--- MATERIAL PROVIDED ---

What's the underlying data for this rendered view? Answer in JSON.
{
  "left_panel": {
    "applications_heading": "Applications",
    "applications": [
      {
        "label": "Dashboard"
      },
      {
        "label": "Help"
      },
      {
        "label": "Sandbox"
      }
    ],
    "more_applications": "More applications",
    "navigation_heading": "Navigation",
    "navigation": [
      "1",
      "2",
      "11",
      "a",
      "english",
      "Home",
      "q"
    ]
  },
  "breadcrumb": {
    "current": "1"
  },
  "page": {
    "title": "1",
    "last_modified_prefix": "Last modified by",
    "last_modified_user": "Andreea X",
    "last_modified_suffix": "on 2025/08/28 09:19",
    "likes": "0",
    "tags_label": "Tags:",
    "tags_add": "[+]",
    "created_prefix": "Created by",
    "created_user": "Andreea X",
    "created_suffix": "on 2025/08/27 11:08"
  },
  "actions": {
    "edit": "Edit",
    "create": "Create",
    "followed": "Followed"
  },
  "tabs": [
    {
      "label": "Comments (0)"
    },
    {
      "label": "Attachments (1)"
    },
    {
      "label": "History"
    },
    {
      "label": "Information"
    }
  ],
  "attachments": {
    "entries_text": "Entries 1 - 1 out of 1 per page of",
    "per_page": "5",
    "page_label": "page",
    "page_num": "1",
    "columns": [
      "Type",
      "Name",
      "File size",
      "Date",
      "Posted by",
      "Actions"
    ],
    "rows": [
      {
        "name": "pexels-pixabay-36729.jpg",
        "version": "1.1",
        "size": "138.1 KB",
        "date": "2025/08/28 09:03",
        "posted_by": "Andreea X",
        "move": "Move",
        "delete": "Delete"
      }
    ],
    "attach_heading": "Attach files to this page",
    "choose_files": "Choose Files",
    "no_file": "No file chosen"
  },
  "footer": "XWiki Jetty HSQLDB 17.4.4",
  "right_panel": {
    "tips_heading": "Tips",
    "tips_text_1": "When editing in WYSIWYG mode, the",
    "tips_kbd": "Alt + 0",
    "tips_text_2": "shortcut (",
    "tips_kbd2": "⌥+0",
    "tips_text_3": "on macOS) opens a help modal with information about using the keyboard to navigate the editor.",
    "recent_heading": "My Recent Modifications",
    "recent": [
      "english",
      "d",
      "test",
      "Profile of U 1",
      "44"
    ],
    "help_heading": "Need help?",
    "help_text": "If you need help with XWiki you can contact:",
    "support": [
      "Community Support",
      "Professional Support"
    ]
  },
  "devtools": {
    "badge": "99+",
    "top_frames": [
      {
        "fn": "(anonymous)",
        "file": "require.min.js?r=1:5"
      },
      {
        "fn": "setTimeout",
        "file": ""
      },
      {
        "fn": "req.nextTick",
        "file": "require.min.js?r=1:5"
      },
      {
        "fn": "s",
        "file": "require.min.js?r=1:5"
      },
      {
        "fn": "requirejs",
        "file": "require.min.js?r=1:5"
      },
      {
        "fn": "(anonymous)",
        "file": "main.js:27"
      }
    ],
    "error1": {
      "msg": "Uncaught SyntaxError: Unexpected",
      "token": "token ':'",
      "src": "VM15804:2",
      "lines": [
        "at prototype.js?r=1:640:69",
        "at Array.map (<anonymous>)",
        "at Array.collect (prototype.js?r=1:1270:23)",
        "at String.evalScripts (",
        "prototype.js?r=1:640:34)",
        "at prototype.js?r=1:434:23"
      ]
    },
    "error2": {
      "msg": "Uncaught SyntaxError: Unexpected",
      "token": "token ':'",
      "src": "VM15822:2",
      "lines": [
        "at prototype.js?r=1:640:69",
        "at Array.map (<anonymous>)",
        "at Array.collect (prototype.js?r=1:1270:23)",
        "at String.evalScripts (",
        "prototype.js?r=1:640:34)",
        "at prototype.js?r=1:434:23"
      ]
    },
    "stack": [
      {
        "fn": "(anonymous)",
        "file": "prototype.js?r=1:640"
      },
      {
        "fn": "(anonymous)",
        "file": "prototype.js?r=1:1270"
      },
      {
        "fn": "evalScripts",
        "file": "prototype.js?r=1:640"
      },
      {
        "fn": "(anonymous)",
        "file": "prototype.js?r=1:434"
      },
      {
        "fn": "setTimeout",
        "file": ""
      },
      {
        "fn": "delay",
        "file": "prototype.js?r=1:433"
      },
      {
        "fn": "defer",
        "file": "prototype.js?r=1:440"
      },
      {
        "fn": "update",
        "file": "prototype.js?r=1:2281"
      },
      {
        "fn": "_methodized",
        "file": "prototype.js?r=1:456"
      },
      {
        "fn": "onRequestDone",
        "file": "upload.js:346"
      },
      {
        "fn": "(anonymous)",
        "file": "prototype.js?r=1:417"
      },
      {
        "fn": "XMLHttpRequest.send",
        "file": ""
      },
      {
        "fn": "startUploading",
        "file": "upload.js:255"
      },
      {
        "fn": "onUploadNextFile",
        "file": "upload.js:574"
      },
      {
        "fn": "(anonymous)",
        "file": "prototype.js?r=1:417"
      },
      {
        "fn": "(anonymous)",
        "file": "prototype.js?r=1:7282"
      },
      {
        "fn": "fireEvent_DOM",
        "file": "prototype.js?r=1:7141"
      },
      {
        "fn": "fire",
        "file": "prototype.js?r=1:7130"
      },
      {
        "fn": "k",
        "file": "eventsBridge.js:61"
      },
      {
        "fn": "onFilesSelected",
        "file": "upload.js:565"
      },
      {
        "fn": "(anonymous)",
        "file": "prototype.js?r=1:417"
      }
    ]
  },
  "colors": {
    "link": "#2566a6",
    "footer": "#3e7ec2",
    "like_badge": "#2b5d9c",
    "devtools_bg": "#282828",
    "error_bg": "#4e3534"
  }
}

---

§ **WORK TO BE COMPLETED**: Transcribe all the entries, keeping each one exactly as it is.

§ **EXERCISE OUTPUT**:
What's the underlying data for this rendered view? Answer in JSON.
{
  "left_panel": {
    "applications_heading": "Applications",
    "applications": [
      {
        "label": "Dashboard"
      },
      {
        "label": "Help"
      },
      {
        "label": "Sandbox"
      }
    ],
    "more_applications": "More applications",
    "navigation_heading": "Navigation",
    "navigation": [
      "1",
      "2",
      "11",
      "a",
      "english",
      "Home",
      "q"
    ]
  },
  "breadcrumb": {
    "current": "1"
  },
  "page": {
    "title": "1",
    "last_modified_prefix": "Last modified by",
    "last_modified_user": "Andreea X",
    "last_modified_suffix": "on 2025/08/28 09:19",
    "likes": "0",
    "tags_label": "Tags:",
    "tags_add": "[+]",
    "created_prefix": "Created by",
    "created_user": "Andreea X",
    "created_suffix": "on 2025/08/27 11:08"
  },
  "actions": {
    "edit": "Edit",
    "create": "Create",
    "followed": "Followed"
  },
  "tabs": [
    {
      "label": "Comments (0)"
    },
    {
      "label": "Attachments (1)"
    },
    {
      "label": "History"
    },
    {
      "label": "Information"
    }
  ],
  "attachments": {
    "entries_text": "Entries 1 - 1 out of 1 per page of",
    "per_page": "5",
    "page_label": "page",
    "page_num": "1",
    "columns": [
      "Type",
      "Name",
      "File size",
      "Date",
      "Posted by",
      "Actions"
    ],
    "rows": [
      {
        "name": "pexels-pixabay-36729.jpg",
        "version": "1.1",
        "size": "138.1 KB",
        "date": "2025/08/28 09:03",
        "posted_by": "Andreea X",
        "move": "Move",
        "delete": "Delete"
      }
    ],
    "attach_heading": "Attach files to this page",
    "choose_files": "Choose Files",
    "no_file": "No file chosen"
  },
  "footer": "XWiki Jetty HSQLDB 17.4.4",
  "right_panel": {
    "tips_heading": "Tips",
    "tips_text_1": "When editing in WYSIWYG mode, the",
    "tips_kbd": "Alt + 0",
    "tips_text_2": "shortcut (",
    "tips_kbd2": "⌥+0",
    "tips_text_3": "on macOS) opens a help modal with information about using the keyboard to navigate the editor.",
    "recent_heading": "My Recent Modifications",
    "recent": [
      "english",
      "d",
      "test",
      "Profile of U 1",
      "44"
    ],
    "help_heading": "Need help?",
    "help_text": "If you need help with XWiki you can contact:",
    "support": [
      "Community Support",
      "Professional Support"
    ]
  },
  "devtools": {
    "badge": "99+",
    "top_frames": [
      {
        "fn": "(anonymous)",
        "file": "require.min.js?r=1:5"
      },
      {
        "fn": "setTimeout",
        "file": ""
      },
      {
        "fn": "req.nextTick",
        "file": "require.min.js?r=1:5"
      },
      {
        "fn": "s",
        "file": "require.min.js?r=1:5"
      },
      {
        "fn": "requirejs",
        "file": "require.min.js?r=1:5"
      },
      {
        "fn": "(anonymous)",
        "file": "main.js:27"
      }
    ],
    "error1": {
      "msg": "Uncaught SyntaxError: Unexpected",
      "token": "token ':'",
      "src": "VM15804:2",
      "lines": [
        "at prototype.js?r=1:640:69",
        "at Array.map (<anonymous>)",
        "at Array.collect (prototype.js?r=1:1270:23)",
        "at String.evalScripts (",
        "prototype.js?r=1:640:34)",
        "at prototype.js?r=1:434:23"
      ]
    },
    "error2": {
      "msg": "Uncaught SyntaxError: Unexpected",
      "token": "token ':'",
      "src": "VM15822:2",
      "lines": [
        "at prototype.js?r=1:640:69",
        "at Array.map (<anonymous>)",
        "at Array.collect (prototype.js?r=1:1270:23)",
        "at String.evalScripts (",
        "prototype.js?r=1:640:34)",
        "at prototype.js?r=1:434:23"
      ]
    },
    "stack": [
      {
        "fn": "(anonymous)",
        "file": "prototype.js?r=1:640"
      },
      {
        "fn": "(anonymous)",
        "file": "prototype.js?r=1:1270"
      },
      {
        "fn": "evalScripts",
        "file": "prototype.js?r=1:640"
      },
      {
        "fn": "(anonymous)",
        "file": "prototype.js?r=1:434"
      },
      {
        "fn": "setTimeout",
        "file": ""
      },
      {
        "fn": "delay",
        "file": "prototype.js?r=1:433"
      },
      {
        "fn": "defer",
        "file": "prototype.js?r=1:440"
      },
      {
        "fn": "update",
        "file": "prototype.js?r=1:2281"
      },
      {
        "fn": "_methodized",
        "file": "prototype.js?r=1:456"
      },
      {
        "fn": "onRequestDone",
        "file": "upload.js:346"
      },
      {
        "fn": "(anonymous)",
        "file": "prototype.js?r=1:417"
      },
      {
        "fn": "XMLHttpRequest.send",
        "file": ""
      },
      {
        "fn": "startUploading",
        "file": "upload.js:255"
      },
      {
        "fn": "onUploadNextFile",
        "file": "upload.js:574"
      },
      {
        "fn": "(anonymous)",
        "file": "prototype.js?r=1:417"
      },
      {
        "fn": "(anonymous)",
        "file": "prototype.js?r=1:7282"
      },
      {
        "fn": "fireEvent_DOM",
        "file": "prototype.js?r=1:7141"
      },
      {
        "fn": "fire",
        "file": "prototype.js?r=1:7130"
      },
      {
        "fn": "k",
        "file": "eventsBridge.js:61"
      },
      {
        "fn": "onFilesSelected",
        "file": "upload.js:565"
      },
      {
        "fn": "(anonymous)",
        "file": "prototype.js?r=1:417"
      }
    ]
  },
  "colors": {
    "link": "#2566a6",
    "footer": "#3e7ec2",
    "like_badge": "#2b5d9c",
    "devtools_bg": "#282828",
    "error_bg": "#4e3534"
  }
}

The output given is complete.